● **Records provided**

>> BEGIN

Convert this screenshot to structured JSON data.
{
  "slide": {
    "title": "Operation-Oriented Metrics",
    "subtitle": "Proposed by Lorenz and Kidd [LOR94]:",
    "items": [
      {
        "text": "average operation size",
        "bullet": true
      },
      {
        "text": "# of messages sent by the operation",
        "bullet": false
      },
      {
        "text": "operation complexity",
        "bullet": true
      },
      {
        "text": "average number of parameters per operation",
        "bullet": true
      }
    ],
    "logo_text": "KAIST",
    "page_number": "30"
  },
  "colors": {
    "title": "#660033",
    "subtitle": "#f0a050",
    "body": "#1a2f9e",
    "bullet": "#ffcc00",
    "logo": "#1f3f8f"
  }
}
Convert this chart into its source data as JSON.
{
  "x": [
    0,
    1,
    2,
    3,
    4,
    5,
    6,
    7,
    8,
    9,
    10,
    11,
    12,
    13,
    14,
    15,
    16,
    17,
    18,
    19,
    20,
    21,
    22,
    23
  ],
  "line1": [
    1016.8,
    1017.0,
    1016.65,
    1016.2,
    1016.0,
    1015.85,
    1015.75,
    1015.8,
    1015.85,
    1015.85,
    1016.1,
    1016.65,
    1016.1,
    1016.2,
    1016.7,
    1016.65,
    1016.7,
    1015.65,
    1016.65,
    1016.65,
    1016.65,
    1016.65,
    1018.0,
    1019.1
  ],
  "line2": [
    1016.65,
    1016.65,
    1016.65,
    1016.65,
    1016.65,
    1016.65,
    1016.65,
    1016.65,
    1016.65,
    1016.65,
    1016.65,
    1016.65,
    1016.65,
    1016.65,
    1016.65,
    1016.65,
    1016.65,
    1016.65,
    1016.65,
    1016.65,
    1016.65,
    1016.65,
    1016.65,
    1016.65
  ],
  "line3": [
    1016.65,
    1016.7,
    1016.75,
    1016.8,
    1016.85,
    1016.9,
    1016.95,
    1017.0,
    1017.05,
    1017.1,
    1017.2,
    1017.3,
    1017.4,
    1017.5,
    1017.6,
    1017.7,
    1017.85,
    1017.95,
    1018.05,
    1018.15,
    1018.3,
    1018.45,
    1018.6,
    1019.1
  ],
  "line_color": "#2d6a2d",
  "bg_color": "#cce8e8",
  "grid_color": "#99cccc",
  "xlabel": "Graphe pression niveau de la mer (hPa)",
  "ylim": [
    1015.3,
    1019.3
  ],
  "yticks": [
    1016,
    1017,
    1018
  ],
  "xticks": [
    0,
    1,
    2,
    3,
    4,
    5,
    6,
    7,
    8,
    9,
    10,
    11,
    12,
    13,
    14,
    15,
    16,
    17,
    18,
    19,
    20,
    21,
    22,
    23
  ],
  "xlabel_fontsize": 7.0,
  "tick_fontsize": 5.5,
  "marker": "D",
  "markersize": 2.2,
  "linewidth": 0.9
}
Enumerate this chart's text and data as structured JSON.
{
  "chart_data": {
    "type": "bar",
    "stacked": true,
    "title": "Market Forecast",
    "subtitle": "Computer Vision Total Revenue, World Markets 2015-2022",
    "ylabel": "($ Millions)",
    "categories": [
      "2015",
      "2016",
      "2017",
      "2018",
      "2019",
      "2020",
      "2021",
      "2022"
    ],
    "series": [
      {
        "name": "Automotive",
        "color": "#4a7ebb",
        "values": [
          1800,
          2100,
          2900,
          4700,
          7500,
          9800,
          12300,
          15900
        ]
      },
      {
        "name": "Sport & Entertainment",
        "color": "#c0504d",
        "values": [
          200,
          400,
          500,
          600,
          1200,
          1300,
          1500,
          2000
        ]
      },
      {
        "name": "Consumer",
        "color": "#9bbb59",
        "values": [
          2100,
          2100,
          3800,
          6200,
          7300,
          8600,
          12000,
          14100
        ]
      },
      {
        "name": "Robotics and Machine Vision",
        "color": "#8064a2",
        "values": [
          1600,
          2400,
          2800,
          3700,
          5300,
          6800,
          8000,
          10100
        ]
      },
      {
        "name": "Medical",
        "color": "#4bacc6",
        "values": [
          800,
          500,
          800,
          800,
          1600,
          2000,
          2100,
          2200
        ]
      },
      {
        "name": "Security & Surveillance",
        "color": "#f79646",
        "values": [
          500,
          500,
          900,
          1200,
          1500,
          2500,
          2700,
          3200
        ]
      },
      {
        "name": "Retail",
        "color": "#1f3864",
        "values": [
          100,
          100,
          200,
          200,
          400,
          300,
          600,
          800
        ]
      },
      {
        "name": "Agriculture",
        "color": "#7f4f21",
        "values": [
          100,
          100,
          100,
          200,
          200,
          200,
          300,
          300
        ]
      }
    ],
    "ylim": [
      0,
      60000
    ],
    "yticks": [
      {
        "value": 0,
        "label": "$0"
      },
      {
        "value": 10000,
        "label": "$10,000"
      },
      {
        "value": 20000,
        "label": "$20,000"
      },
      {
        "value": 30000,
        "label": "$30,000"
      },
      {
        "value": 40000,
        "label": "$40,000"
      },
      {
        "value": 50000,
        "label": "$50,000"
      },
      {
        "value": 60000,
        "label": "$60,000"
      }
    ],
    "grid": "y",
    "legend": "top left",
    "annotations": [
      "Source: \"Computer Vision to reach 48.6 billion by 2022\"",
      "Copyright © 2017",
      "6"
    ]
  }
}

>> END

Check each line of the records for the word "average", and show the lines that contain it.

● **Complete answer**
        "text": "average operation size",
        "text": "average number of parameters per operation",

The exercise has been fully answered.